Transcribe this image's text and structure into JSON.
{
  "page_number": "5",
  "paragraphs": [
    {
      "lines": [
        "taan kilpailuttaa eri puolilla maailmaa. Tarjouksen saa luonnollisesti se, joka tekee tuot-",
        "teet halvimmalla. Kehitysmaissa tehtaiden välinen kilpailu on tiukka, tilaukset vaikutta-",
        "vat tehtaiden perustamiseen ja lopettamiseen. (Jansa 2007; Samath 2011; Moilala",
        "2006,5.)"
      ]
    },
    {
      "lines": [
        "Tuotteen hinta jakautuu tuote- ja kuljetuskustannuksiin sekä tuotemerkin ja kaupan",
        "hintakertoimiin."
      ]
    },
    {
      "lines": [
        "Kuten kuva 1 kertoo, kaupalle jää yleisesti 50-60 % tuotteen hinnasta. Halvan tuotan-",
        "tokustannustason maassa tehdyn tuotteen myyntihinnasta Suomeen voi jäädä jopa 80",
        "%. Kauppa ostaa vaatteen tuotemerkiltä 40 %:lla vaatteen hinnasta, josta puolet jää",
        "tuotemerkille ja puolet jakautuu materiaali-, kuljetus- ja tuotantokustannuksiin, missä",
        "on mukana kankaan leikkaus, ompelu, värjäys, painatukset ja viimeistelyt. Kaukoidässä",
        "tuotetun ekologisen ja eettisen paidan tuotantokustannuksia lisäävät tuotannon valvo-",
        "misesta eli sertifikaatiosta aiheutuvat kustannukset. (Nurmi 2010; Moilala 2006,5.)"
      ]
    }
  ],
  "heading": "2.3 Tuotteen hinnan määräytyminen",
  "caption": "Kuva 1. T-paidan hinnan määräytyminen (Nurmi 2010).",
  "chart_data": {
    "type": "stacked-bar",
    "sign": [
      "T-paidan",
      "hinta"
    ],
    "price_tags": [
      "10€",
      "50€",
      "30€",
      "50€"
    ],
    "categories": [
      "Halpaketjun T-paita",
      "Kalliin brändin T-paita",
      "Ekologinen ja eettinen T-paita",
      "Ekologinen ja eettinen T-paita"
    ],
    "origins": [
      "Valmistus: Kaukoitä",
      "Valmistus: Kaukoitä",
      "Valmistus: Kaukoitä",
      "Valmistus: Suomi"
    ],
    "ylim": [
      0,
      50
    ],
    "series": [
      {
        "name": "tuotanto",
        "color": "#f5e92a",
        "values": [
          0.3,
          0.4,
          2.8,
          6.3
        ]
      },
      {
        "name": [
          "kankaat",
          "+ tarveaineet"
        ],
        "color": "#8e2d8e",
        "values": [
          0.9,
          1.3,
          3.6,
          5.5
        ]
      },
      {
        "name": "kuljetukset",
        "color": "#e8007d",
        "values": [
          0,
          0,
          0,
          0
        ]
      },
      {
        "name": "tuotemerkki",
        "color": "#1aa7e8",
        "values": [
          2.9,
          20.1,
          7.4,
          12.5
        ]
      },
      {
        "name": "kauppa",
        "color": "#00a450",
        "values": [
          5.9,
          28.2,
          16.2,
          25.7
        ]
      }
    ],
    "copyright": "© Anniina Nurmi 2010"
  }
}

━━━━━━

• Goal: Gather each line of the listing that holds the string "puolet".

• Response to the task:
        "%. Kauppa ostaa vaatteen tuotemerkiltä 40 %:lla vaatteen hinnasta, josta puolet jää",
        "tuotemerkille ja puolet jakautuu materiaali-, kuljetus- ja tuotantokustannuksiin, missä",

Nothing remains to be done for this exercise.